=== Problem description ===
Can you write out all the lines word for word, with no pictures?
------
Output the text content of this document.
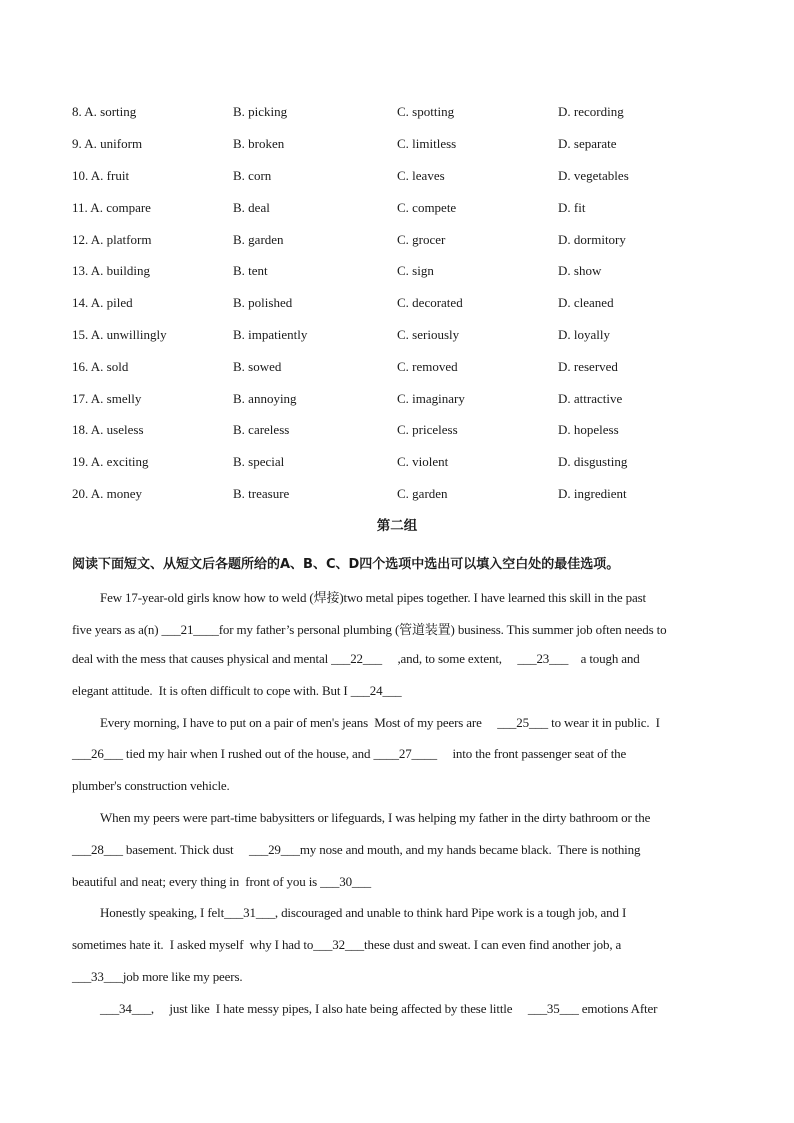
8. A. sorting	B. picking	C. spotting	D. recording
9. A. uniform	B. broken	C. limitless	D. separate
10. A. fruit	B. corn	C. leaves	D. vegetables
11. A. compare	B. deal	C. compete	D. fit
12. A. platform	B. garden	C. grocer	D. dormitory
13. A. building	B. tent	C. sign	D. show
14. A. piled	B. polished	C. decorated	D. cleaned
15. A. unwillingly	B. impatiently	C. seriously	D. loyally
16. A. sold	B. sowed	C. removed	D. reserved
17. A. smelly	B. annoying	C. imaginary	D. attractive
18. A. useless	B. careless	C. priceless	D. hopeless
19. A. exciting	B. special	C. violent	D. disgusting
20. A. money	B. treasure	C. garden	D. ingredient
第二组
阅读下面短文、从短文后各题所给的A、B、C、D四个选项中选出可以填入空白处的最佳选项。
Few 17-year-old girls know how to weld (焊接)two metal pipes together. I have learned this skill in the past
five years as a(n) ___21____for my father’s personal plumbing (管道装置) business. This summer job often needs to
deal with the mess that causes physical and mental ___22___     ,and, to some extent,     ___23___    a tough and
elegant attitude.  It is often difficult to cope with. But I ___24___
Every morning, I have to put on a pair of men's jeans  Most of my peers are     ___25___ to wear it in public.  I
___26___ tied my hair when I rushed out of the house, and ____27____     into the front passenger seat of the
plumber's construction vehicle.
When my peers were part-time babysitters or lifeguards, I was helping my father in the dirty bathroom or the
___28___ basement. Thick dust     ___29___my nose and mouth, and my hands became black.  There is nothing
beautiful and neat; every thing in  front of you is ___30___
Honestly speaking, I felt___31___, discouraged and unable to think hard Pipe work is a tough job, and I
sometimes hate it.  I asked myself  why I had to___32___these dust and sweat. I can even find another job, a
___33___job more like my peers.
___34___,     just like  I hate messy pipes, I also hate being affected by these little     ___35___ emotions After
------
=== Written response ===
Output the text content of this document.
8. A. sorting	B. picking	C. spotting	D. recording
9. A. uniform	B. broken	C. limitless	D. separate
10. A. fruit	B. corn	C. leaves	D. vegetables
11. A. compare	B. deal	C. compete	D. fit
12. A. platform	B. garden	C. grocer	D. dormitory
13. A. building	B. tent	C. sign	D. show
14. A. piled	B. polished	C. decorated	D. cleaned
15. A. unwillingly	B. impatiently	C. seriously	D. loyally
16. A. sold	B. sowed	C. removed	D. reserved
17. A. smelly	B. annoying	C. imaginary	D. attractive
18. A. useless	B. careless	C. priceless	D. hopeless
19. A. exciting	B. special	C. violent	D. disgusting
20. A. money	B. treasure	C. garden	D. ingredient
第二组
阅读下面短文、从短文后各题所给的A、B、C、D四个选项中选出可以填入空白处的最佳选项。
Few 17-year-old girls know how to weld (焊接)two metal pipes together. I have learned this skill in the past
five years as a(n) ___21____for my father’s personal plumbing (管道装置) business. This summer job often needs to
deal with the mess that causes physical and mental ___22___     ,and, to some extent,     ___23___    a tough and
elegant attitude.  It is often difficult to cope with. But I ___24___
Every morning, I have to put on a pair of men's jeans  Most of my peers are     ___25___ to wear it in public.  I
___26___ tied my hair when I rushed out of the house, and ____27____     into the front passenger seat of the
plumber's construction vehicle.
When my peers were part-time babysitters or lifeguards, I was helping my father in the dirty bathroom or the
___28___ basement. Thick dust     ___29___my nose and mouth, and my hands became black.  There is nothing
beautiful and neat; every thing in  front of you is ___30___
Honestly speaking, I felt___31___, discouraged and unable to think hard Pipe work is a tough job, and I
sometimes hate it.  I asked myself  why I had to___32___these dust and sweat. I can even find another job, a
___33___job more like my peers.
___34___,     just like  I hate messy pipes, I also hate being affected by these little     ___35___ emotions After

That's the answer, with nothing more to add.